TASK DESCRIPTION: Restate the entries word for word, omitting nothing.

Dataset items:

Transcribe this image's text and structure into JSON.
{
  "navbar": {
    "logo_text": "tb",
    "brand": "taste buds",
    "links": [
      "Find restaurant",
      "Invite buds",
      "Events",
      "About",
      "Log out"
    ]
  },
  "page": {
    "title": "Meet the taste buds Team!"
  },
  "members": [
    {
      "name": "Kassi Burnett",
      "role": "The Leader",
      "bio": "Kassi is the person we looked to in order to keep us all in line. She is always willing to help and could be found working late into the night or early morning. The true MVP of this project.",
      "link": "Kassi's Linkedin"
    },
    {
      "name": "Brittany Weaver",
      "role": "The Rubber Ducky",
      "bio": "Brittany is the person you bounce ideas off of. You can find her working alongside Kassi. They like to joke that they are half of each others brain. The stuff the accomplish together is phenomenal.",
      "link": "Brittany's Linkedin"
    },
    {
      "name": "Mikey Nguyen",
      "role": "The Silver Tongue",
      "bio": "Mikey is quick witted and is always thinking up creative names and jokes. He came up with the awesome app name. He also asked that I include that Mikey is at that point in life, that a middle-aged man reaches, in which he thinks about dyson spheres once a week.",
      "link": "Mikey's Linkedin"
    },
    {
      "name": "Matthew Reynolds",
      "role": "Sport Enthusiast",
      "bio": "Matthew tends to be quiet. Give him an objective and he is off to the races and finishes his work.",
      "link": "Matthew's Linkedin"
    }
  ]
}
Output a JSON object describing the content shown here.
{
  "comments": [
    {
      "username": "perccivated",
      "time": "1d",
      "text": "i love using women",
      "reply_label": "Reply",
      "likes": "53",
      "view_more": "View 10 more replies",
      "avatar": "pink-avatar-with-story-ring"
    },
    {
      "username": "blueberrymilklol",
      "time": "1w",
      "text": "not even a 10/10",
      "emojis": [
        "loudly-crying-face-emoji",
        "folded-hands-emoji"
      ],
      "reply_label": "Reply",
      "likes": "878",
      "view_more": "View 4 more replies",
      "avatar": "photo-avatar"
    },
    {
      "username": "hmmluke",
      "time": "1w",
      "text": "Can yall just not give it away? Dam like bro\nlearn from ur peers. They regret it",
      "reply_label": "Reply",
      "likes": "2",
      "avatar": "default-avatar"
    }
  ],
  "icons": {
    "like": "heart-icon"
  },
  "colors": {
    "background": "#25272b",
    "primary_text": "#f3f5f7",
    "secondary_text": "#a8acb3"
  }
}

OUTPUT:
Transcribe this image's text and structure into JSON.
{
  "navbar": {
    "logo_text": "tb",
    "brand": "taste buds",
    "links": [
      "Find restaurant",
      "Invite buds",
      "Events",
      "About",
      "Log out"
    ]
  },
  "page": {
    "title": "Meet the taste buds Team!"
  },
  "members": [
    {
      "name": "Kassi Burnett",
      "role": "The Leader",
      "bio": "Kassi is the person we looked to in order to keep us all in line. She is always willing to help and could be found working late into the night or early morning. The true MVP of this project.",
      "link": "Kassi's Linkedin"
    },
    {
      "name": "Brittany Weaver",
      "role": "The Rubber Ducky",
      "bio": "Brittany is the person you bounce ideas off of. You can find her working alongside Kassi. They like to joke that they are half of each others brain. The stuff the accomplish together is phenomenal.",
      "link": "Brittany's Linkedin"
    },
    {
      "name": "Mikey Nguyen",
      "role": "The Silver Tongue",
      "bio": "Mikey is quick witted and is always thinking up creative names and jokes. He came up with the awesome app name. He also asked that I include that Mikey is at that point in life, that a middle-aged man reaches, in which he thinks about dyson spheres once a week.",
      "link": "Mikey's Linkedin"
    },
    {
      "name": "Matthew Reynolds",
      "role": "Sport Enthusiast",
      "bio": "Matthew tends to be quiet. Give him an objective and he is off to the races and finishes his work.",
      "link": "Matthew's Linkedin"
    }
  ]
}
Output a JSON object describing the content shown here.
{
  "comments": [
    {
      "username": "perccivated",
      "time": "1d",
      "text": "i love using women",
      "reply_label": "Reply",
      "likes": "53",
      "view_more": "View 10 more replies",
      "avatar": "pink-avatar-with-story-ring"
    },
    {
      "username": "blueberrymilklol",
      "time": "1w",
      "text": "not even a 10/10",
      "emojis": [
        "loudly-crying-face-emoji",
        "folded-hands-emoji"
      ],
      "reply_label": "Reply",
      "likes": "878",
      "view_more": "View 4 more replies",
      "avatar": "photo-avatar"
    },
    {
      "username": "hmmluke",
      "time": "1w",
      "text": "Can yall just not give it away? Dam like bro\nlearn from ur peers. They regret it",
      "reply_label": "Reply",
      "likes": "2",
      "avatar": "default-avatar"
    }
  ],
  "icons": {
    "like": "heart-icon"
  },
  "colors": {
    "background": "#25272b",
    "primary_text": "#f3f5f7",
    "secondary_text": "#a8acb3"
  }
}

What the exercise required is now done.